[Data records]
_ _ _ _

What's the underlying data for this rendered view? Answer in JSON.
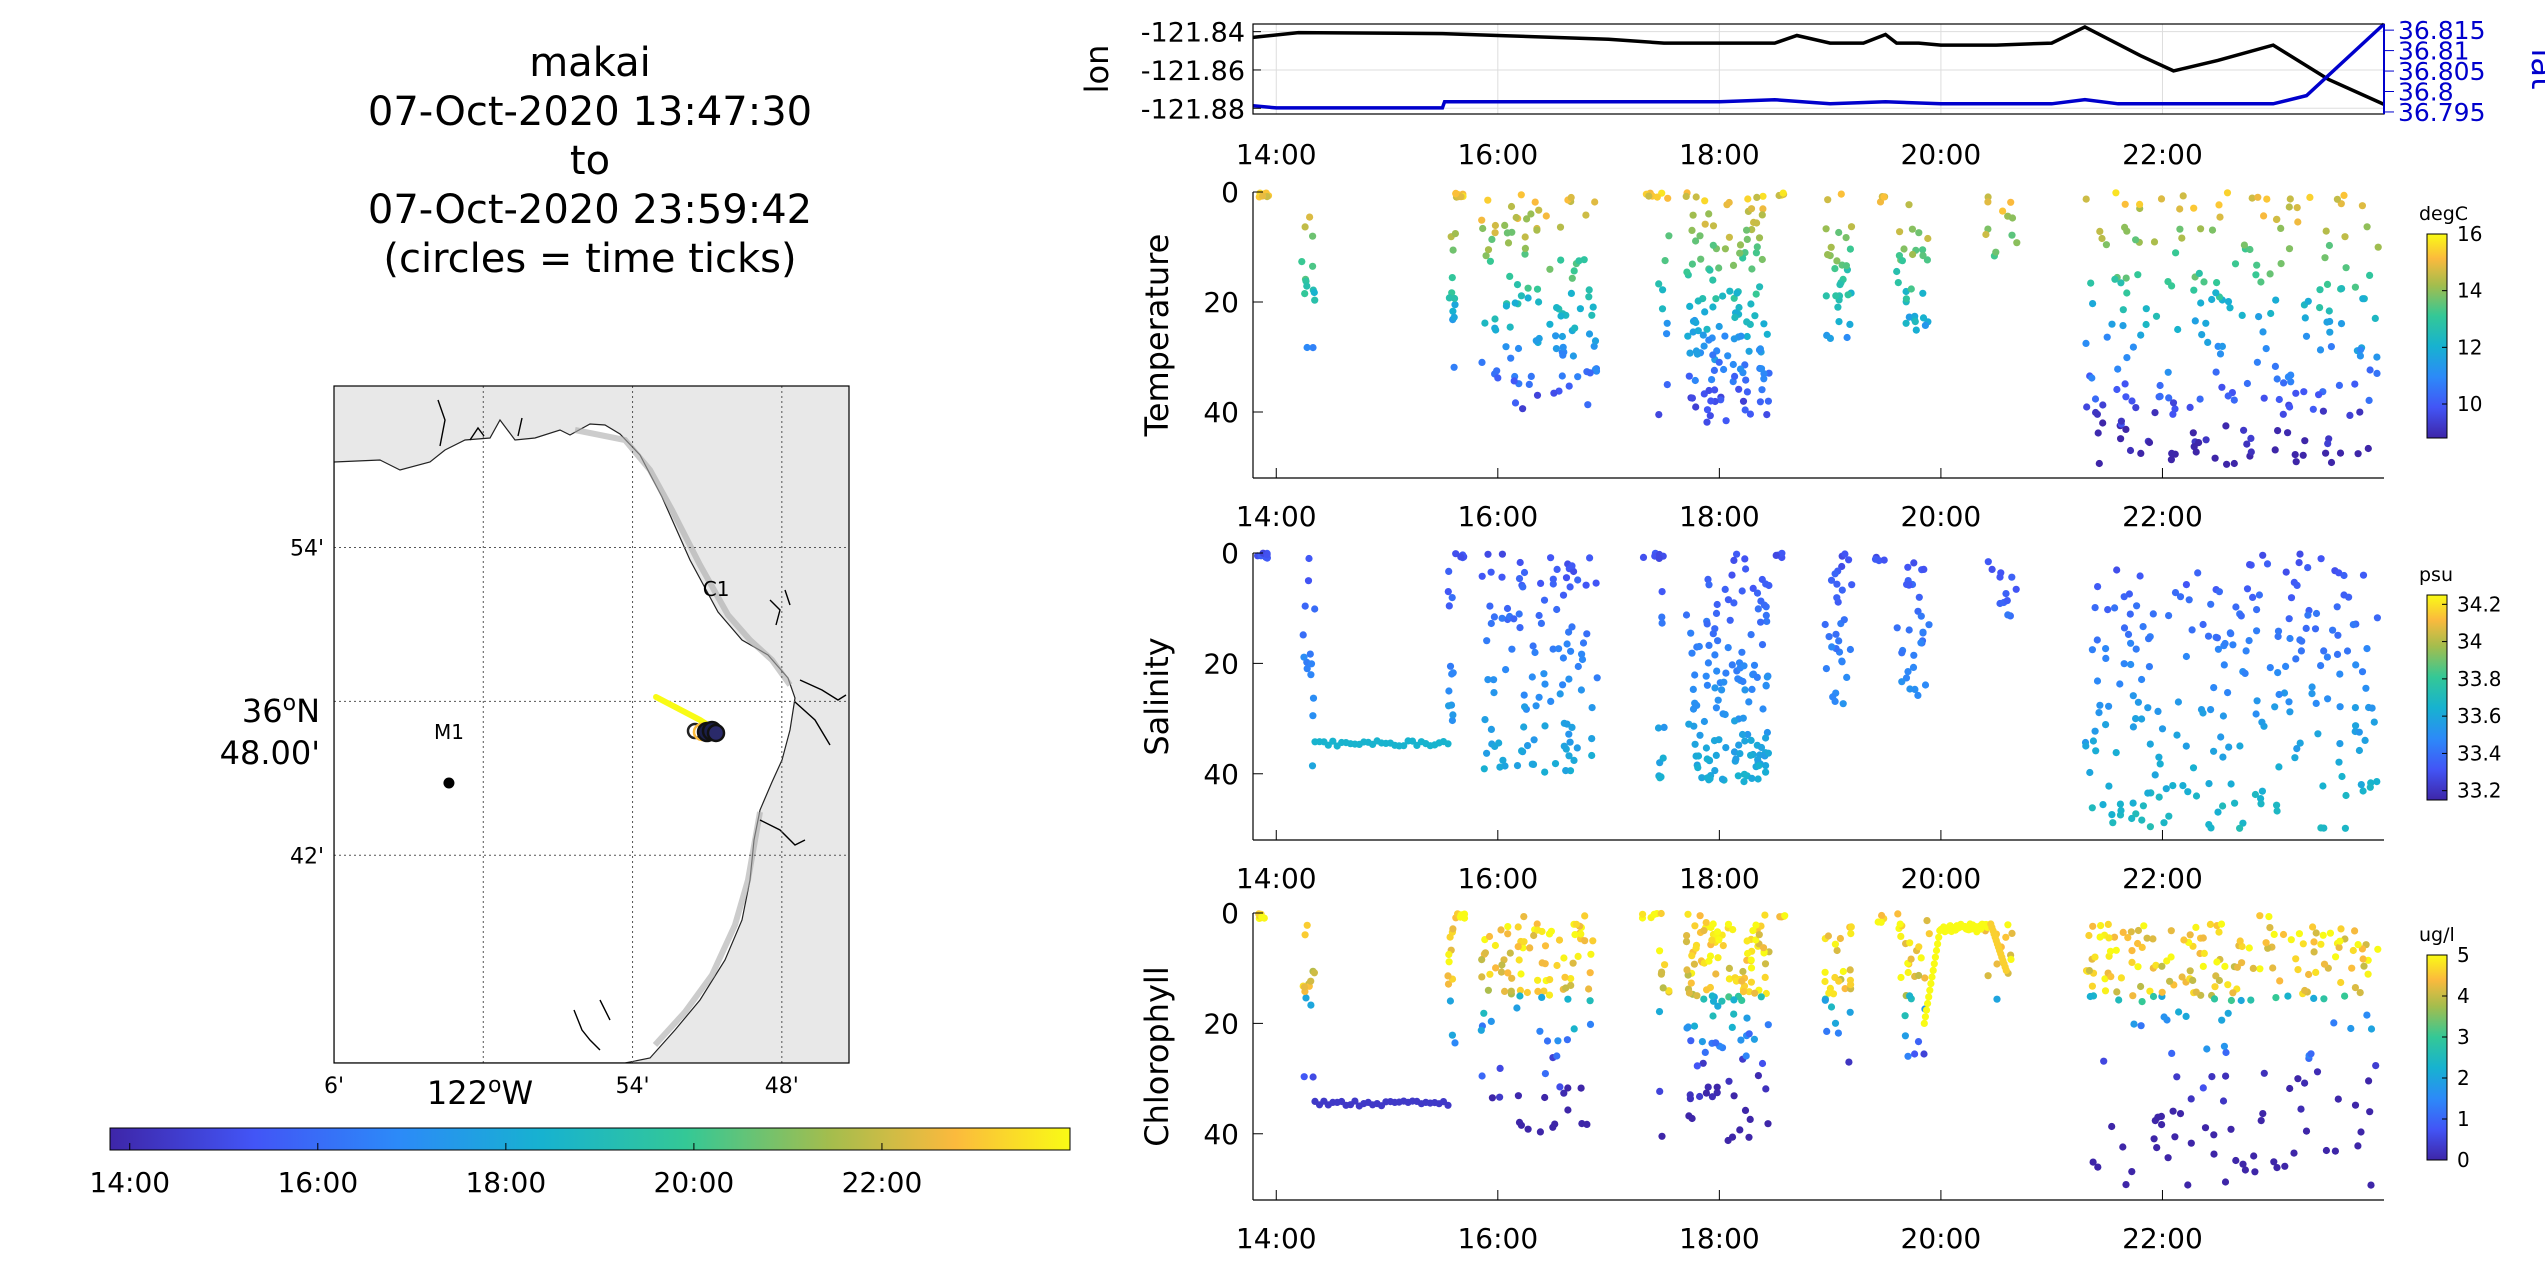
{
  "header": {
    "title_lines": [
      "makai",
      "07-Oct-2020 13:47:30",
      "to",
      "07-Oct-2020 23:59:42",
      "(circles = time ticks)"
    ]
  },
  "map": {
    "lat_ticks": [
      {
        "label": "54'",
        "lat": 36.9
      },
      {
        "label": "42'",
        "lat": 36.7
      }
    ],
    "lat_center_label": [
      "36ON",
      "48.00'"
    ],
    "lat_center_value": 36.8,
    "lon_ticks": [
      {
        "label": "6'",
        "lon": -122.1
      },
      {
        "label": "54'",
        "lon": -121.9
      },
      {
        "label": "48'",
        "lon": -121.8
      }
    ],
    "lon_center_label": "122OW",
    "lon_center_value": -122.0,
    "lat_range": [
      36.565,
      37.005
    ],
    "lon_range": [
      -122.1,
      -121.755
    ],
    "stations": [
      {
        "name": "M1",
        "lat": 36.747,
        "lon": -122.023
      },
      {
        "name": "C1",
        "lat": 36.797,
        "lon": -121.844
      }
    ],
    "land_color": "#e8e8e8"
  },
  "time_colorbar": {
    "tick_labels": [
      "14:00",
      "16:00",
      "18:00",
      "20:00",
      "22:00"
    ],
    "tick_hours": [
      14,
      16,
      18,
      20,
      22
    ],
    "range_hours": [
      13.79,
      24.0
    ]
  },
  "chart_data": [
    {
      "type": "line",
      "name_left": "lon",
      "name_right": "lat",
      "x_label_ticks": [
        "14:00",
        "16:00",
        "18:00",
        "20:00",
        "22:00"
      ],
      "x_hours": [
        14,
        16,
        18,
        20,
        22
      ],
      "xlim_hours": [
        13.79,
        24.0
      ],
      "y_left_ticks": [
        -121.84,
        -121.86,
        -121.88
      ],
      "y_left_tick_labels": [
        "-121.84",
        "-121.86",
        "-121.88"
      ],
      "y_left_lim": [
        -121.883,
        -121.836
      ],
      "y_right_ticks": [
        36.795,
        36.8,
        36.805,
        36.81,
        36.815
      ],
      "y_right_tick_labels": [
        "36.795",
        "36.8",
        "36.805",
        "36.81",
        "36.815"
      ],
      "y_right_lim": [
        36.7945,
        36.8165
      ],
      "series": [
        {
          "name": "lon",
          "color": "#000000",
          "axis": "left",
          "x": [
            13.79,
            14.2,
            15.5,
            16.0,
            17.0,
            17.5,
            18.0,
            18.5,
            18.7,
            19.0,
            19.3,
            19.5,
            19.6,
            19.8,
            20.0,
            20.5,
            21.0,
            21.3,
            21.8,
            22.1,
            22.5,
            23.0,
            23.5,
            24.0
          ],
          "y": [
            -121.843,
            -121.8405,
            -121.841,
            -121.842,
            -121.844,
            -121.846,
            -121.846,
            -121.846,
            -121.842,
            -121.846,
            -121.846,
            -121.8415,
            -121.846,
            -121.846,
            -121.847,
            -121.847,
            -121.846,
            -121.8375,
            -121.8525,
            -121.8605,
            -121.855,
            -121.847,
            -121.865,
            -121.878
          ]
        },
        {
          "name": "lat",
          "color": "#0000cc",
          "axis": "right",
          "x": [
            13.79,
            14.0,
            15.5,
            15.52,
            16.0,
            18.0,
            18.5,
            19.0,
            19.5,
            20.0,
            21.0,
            21.3,
            21.6,
            22.0,
            23.0,
            23.3,
            24.0
          ],
          "y": [
            36.7965,
            36.796,
            36.796,
            36.7975,
            36.7975,
            36.7975,
            36.798,
            36.797,
            36.7975,
            36.797,
            36.797,
            36.798,
            36.797,
            36.797,
            36.797,
            36.799,
            36.8165
          ]
        }
      ]
    },
    {
      "type": "scatter",
      "ylabel": "Temperature",
      "colorbar_label": "degC",
      "colorbar_ticks": [
        10,
        12,
        14,
        16
      ],
      "clim": [
        8.8,
        16
      ],
      "y_ticks": [
        0,
        20,
        40
      ],
      "ylim": [
        0,
        52
      ],
      "y_reversed": true,
      "x_label_ticks": [
        "14:00",
        "16:00",
        "18:00",
        "20:00",
        "22:00"
      ],
      "x_hours": [
        14,
        16,
        18,
        20,
        22
      ],
      "xlim_hours": [
        13.79,
        24.0
      ]
    },
    {
      "type": "scatter",
      "ylabel": "Salinity",
      "colorbar_label": "psu",
      "colorbar_ticks": [
        33.2,
        33.4,
        33.6,
        33.8,
        34,
        34.2
      ],
      "colorbar_tick_labels": [
        "33.2",
        "33.4",
        "33.6",
        "33.8",
        "34",
        "34.2"
      ],
      "clim": [
        33.15,
        34.25
      ],
      "y_ticks": [
        0,
        20,
        40
      ],
      "ylim": [
        0,
        52
      ],
      "y_reversed": true,
      "x_label_ticks": [
        "14:00",
        "16:00",
        "18:00",
        "20:00",
        "22:00"
      ],
      "x_hours": [
        14,
        16,
        18,
        20,
        22
      ],
      "xlim_hours": [
        13.79,
        24.0
      ]
    },
    {
      "type": "scatter",
      "ylabel": "Chlorophyll",
      "colorbar_label": "ug/l",
      "colorbar_ticks": [
        0,
        1,
        2,
        3,
        4,
        5
      ],
      "clim": [
        0,
        5
      ],
      "y_ticks": [
        0,
        20,
        40
      ],
      "ylim": [
        0,
        52
      ],
      "y_reversed": true,
      "x_label_ticks": [
        "14:00",
        "16:00",
        "18:00",
        "20:00",
        "22:00"
      ],
      "x_hours": [
        14,
        16,
        18,
        20,
        22
      ],
      "xlim_hours": [
        13.79,
        24.0
      ]
    }
  ]
}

_ _ _ _

*What this task involves:*
Output every entry word for word, but omit the pictures.

*Solution to this problem:*
What's the underlying data for this rendered view? Answer in JSON.
{
  "header": {
    "title_lines": [
      "makai",
      "07-Oct-2020 13:47:30",
      "to",
      "07-Oct-2020 23:59:42",
      "(circles = time ticks)"
    ]
  },
  "map": {
    "lat_ticks": [
      {
        "label": "54'",
        "lat": 36.9
      },
      {
        "label": "42'",
        "lat": 36.7
      }
    ],
    "lat_center_label": [
      "36ON",
      "48.00'"
    ],
    "lat_center_value": 36.8,
    "lon_ticks": [
      {
        "label": "6'",
        "lon": -122.1
      },
      {
        "label": "54'",
        "lon": -121.9
      },
      {
        "label": "48'",
        "lon": -121.8
      }
    ],
    "lon_center_label": "122OW",
    "lon_center_value": -122.0,
    "lat_range": [
      36.565,
      37.005
    ],
    "lon_range": [
      -122.1,
      -121.755
    ],
    "stations": [
      {
        "name": "M1",
        "lat": 36.747,
        "lon": -122.023
      },
      {
        "name": "C1",
        "lat": 36.797,
        "lon": -121.844
      }
    ],
    "land_color": "#e8e8e8"
  },
  "time_colorbar": {
    "tick_labels": [
      "14:00",
      "16:00",
      "18:00",
      "20:00",
      "22:00"
    ],
    "tick_hours": [
      14,
      16,
      18,
      20,
      22
    ],
    "range_hours": [
      13.79,
      24.0
    ]
  },
  "chart_data": [
    {
      "type": "line",
      "name_left": "lon",
      "name_right": "lat",
      "x_label_ticks": [
        "14:00",
        "16:00",
        "18:00",
        "20:00",
        "22:00"
      ],
      "x_hours": [
        14,
        16,
        18,
        20,
        22
      ],
      "xlim_hours": [
        13.79,
        24.0
      ],
      "y_left_ticks": [
        -121.84,
        -121.86,
        -121.88
      ],
      "y_left_tick_labels": [
        "-121.84",
        "-121.86",
        "-121.88"
      ],
      "y_left_lim": [
        -121.883,
        -121.836
      ],
      "y_right_ticks": [
        36.795,
        36.8,
        36.805,
        36.81,
        36.815
      ],
      "y_right_tick_labels": [
        "36.795",
        "36.8",
        "36.805",
        "36.81",
        "36.815"
      ],
      "y_right_lim": [
        36.7945,
        36.8165
      ],
      "series": [
        {
          "name": "lon",
          "color": "#000000",
          "axis": "left",
          "x": [
            13.79,
            14.2,
            15.5,
            16.0,
            17.0,
            17.5,
            18.0,
            18.5,
            18.7,
            19.0,
            19.3,
            19.5,
            19.6,
            19.8,
            20.0,
            20.5,
            21.0,
            21.3,
            21.8,
            22.1,
            22.5,
            23.0,
            23.5,
            24.0
          ],
          "y": [
            -121.843,
            -121.8405,
            -121.841,
            -121.842,
            -121.844,
            -121.846,
            -121.846,
            -121.846,
            -121.842,
            -121.846,
            -121.846,
            -121.8415,
            -121.846,
            -121.846,
            -121.847,
            -121.847,
            -121.846,
            -121.8375,
            -121.8525,
            -121.8605,
            -121.855,
            -121.847,
            -121.865,
            -121.878
          ]
        },
        {
          "name": "lat",
          "color": "#0000cc",
          "axis": "right",
          "x": [
            13.79,
            14.0,
            15.5,
            15.52,
            16.0,
            18.0,
            18.5,
            19.0,
            19.5,
            20.0,
            21.0,
            21.3,
            21.6,
            22.0,
            23.0,
            23.3,
            24.0
          ],
          "y": [
            36.7965,
            36.796,
            36.796,
            36.7975,
            36.7975,
            36.7975,
            36.798,
            36.797,
            36.7975,
            36.797,
            36.797,
            36.798,
            36.797,
            36.797,
            36.797,
            36.799,
            36.8165
          ]
        }
      ]
    },
    {
      "type": "scatter",
      "ylabel": "Temperature",
      "colorbar_label": "degC",
      "colorbar_ticks": [
        10,
        12,
        14,
        16
      ],
      "clim": [
        8.8,
        16
      ],
      "y_ticks": [
        0,
        20,
        40
      ],
      "ylim": [
        0,
        52
      ],
      "y_reversed": true,
      "x_label_ticks": [
        "14:00",
        "16:00",
        "18:00",
        "20:00",
        "22:00"
      ],
      "x_hours": [
        14,
        16,
        18,
        20,
        22
      ],
      "xlim_hours": [
        13.79,
        24.0
      ]
    },
    {
      "type": "scatter",
      "ylabel": "Salinity",
      "colorbar_label": "psu",
      "colorbar_ticks": [
        33.2,
        33.4,
        33.6,
        33.8,
        34,
        34.2
      ],
      "colorbar_tick_labels": [
        "33.2",
        "33.4",
        "33.6",
        "33.8",
        "34",
        "34.2"
      ],
      "clim": [
        33.15,
        34.25
      ],
      "y_ticks": [
        0,
        20,
        40
      ],
      "ylim": [
        0,
        52
      ],
      "y_reversed": true,
      "x_label_ticks": [
        "14:00",
        "16:00",
        "18:00",
        "20:00",
        "22:00"
      ],
      "x_hours": [
        14,
        16,
        18,
        20,
        22
      ],
      "xlim_hours": [
        13.79,
        24.0
      ]
    },
    {
      "type": "scatter",
      "ylabel": "Chlorophyll",
      "colorbar_label": "ug/l",
      "colorbar_ticks": [
        0,
        1,
        2,
        3,
        4,
        5
      ],
      "clim": [
        0,
        5
      ],
      "y_ticks": [
        0,
        20,
        40
      ],
      "ylim": [
        0,
        52
      ],
      "y_reversed": true,
      "x_label_ticks": [
        "14:00",
        "16:00",
        "18:00",
        "20:00",
        "22:00"
      ],
      "x_hours": [
        14,
        16,
        18,
        20,
        22
      ],
      "xlim_hours": [
        13.79,
        24.0
      ]
    }
  ]
}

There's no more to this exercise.